Repeat, word for word, the part of the dancers' insurance text that opens with the words containing "Dancers who work" and closes with "or go without.".

> _Study text_:
********************

Physical therapist Megan Wise watches her patient, Megan Groh, complete exercises.

Dancers who work for premiere companies, such as the New York City Ballet, do receive health insurance through their employer or an adjacent union. However, many New York dancers don’t have that option because they work a mishmash of short-term contracts, teaching jobs, choreography gigs and side hustles. Such artists don’t earn much — New York metropolitan area dancers made an average hourly wage of $31.37 in May 2022 — and usually must buy their own insurance or go without.

The exact demographics of the city’s dance workforce are unclear, but national data provide clues. Of working U.S. dancers in 2022, 19 percent were self-employed and just 30 percent worked for performing-arts companies. (The rest worked in amusement, gambling, recreation and bar industries.) According to a 2019 report, 67 percent of New York’s music or performing arts workers had worked as freelancers in the past year.

********************

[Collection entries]
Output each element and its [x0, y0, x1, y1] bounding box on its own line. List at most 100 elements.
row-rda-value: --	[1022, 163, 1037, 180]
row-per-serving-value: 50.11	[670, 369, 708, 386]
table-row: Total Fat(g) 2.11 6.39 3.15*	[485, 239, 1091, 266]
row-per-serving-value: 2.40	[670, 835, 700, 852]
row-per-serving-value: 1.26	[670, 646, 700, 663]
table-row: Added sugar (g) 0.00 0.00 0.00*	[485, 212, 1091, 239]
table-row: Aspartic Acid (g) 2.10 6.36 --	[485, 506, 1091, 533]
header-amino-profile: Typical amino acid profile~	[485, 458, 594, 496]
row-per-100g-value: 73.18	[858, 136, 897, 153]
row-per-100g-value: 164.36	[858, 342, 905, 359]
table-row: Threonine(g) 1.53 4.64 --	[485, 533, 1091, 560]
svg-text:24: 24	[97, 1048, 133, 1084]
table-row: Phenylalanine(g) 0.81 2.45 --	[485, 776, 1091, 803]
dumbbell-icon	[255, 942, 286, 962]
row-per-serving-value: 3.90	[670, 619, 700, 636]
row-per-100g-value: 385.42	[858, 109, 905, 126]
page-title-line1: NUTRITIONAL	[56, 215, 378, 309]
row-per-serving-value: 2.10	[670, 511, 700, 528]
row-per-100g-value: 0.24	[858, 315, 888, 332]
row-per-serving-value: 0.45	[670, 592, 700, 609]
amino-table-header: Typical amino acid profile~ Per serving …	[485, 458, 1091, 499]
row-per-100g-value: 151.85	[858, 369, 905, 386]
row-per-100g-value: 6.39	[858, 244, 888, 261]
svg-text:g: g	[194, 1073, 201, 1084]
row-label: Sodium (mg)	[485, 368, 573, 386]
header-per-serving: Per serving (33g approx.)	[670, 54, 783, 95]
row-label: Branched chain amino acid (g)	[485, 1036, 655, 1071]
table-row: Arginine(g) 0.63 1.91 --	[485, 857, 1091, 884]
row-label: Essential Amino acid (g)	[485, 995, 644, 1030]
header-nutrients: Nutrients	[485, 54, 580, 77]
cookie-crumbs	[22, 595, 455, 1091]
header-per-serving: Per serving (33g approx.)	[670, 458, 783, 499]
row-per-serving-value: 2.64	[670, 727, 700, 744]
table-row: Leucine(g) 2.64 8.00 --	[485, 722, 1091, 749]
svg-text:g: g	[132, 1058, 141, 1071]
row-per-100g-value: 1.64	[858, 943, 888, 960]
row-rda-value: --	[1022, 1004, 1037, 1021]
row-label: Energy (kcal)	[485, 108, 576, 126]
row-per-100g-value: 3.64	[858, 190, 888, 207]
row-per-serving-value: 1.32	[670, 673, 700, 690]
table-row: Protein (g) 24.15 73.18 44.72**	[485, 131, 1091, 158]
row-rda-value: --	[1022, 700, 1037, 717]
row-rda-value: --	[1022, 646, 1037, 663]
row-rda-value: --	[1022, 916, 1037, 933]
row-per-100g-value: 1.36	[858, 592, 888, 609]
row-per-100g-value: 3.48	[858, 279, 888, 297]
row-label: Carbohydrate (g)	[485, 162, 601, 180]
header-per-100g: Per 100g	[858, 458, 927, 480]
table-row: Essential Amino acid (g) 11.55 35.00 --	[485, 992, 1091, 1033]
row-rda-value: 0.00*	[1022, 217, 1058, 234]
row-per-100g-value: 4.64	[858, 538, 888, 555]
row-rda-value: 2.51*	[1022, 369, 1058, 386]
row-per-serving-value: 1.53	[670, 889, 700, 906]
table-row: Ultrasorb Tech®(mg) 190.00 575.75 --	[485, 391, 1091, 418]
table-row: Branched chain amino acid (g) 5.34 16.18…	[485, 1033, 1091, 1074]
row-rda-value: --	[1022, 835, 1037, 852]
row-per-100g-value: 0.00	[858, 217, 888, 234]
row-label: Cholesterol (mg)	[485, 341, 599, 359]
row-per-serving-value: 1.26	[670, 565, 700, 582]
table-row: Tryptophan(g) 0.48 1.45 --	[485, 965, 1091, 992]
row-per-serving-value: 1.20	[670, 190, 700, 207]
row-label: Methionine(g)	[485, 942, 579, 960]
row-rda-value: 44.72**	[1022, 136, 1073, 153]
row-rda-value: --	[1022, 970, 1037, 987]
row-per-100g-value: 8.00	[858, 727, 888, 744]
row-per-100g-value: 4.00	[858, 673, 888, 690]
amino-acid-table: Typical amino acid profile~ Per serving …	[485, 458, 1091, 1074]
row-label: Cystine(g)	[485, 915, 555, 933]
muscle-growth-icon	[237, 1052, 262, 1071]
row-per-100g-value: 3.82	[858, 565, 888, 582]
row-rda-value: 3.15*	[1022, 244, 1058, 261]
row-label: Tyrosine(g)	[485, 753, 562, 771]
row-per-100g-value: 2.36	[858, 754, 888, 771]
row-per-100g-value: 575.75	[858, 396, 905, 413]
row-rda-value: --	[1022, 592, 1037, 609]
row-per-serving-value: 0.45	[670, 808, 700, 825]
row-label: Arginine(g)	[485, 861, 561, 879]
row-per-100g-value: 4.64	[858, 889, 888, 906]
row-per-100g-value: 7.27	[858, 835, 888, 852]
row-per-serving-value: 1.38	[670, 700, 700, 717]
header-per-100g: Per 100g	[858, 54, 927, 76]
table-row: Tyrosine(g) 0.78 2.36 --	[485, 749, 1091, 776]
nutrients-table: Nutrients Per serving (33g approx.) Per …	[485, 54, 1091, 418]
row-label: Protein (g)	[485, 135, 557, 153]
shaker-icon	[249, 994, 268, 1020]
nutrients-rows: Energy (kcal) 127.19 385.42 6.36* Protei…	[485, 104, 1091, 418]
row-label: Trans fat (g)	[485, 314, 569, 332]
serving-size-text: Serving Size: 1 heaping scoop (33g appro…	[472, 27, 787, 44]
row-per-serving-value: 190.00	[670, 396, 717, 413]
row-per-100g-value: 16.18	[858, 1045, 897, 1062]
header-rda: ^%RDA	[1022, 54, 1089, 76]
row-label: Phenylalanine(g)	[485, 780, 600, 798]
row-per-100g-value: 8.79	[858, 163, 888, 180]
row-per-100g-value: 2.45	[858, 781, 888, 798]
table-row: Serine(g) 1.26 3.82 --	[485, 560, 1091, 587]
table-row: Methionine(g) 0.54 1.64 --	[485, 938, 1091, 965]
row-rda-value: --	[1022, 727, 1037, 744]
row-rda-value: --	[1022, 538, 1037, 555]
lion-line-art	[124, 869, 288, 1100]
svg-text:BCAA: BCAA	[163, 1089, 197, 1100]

********************

> _Output for this task_:
Dancers who work for premiere companies, such as the New York City Ballet, do receive health insurance through their employer or an adjacent union. However, many New York dancers don’t have that option because they work a mishmash of short-term contracts, teaching jobs, choreography gigs and side hustles. Such artists don’t earn much — New York metropolitan area dancers made an average hourly wage of $31.37 in May 2022 — and usually must buy their own insurance or go without.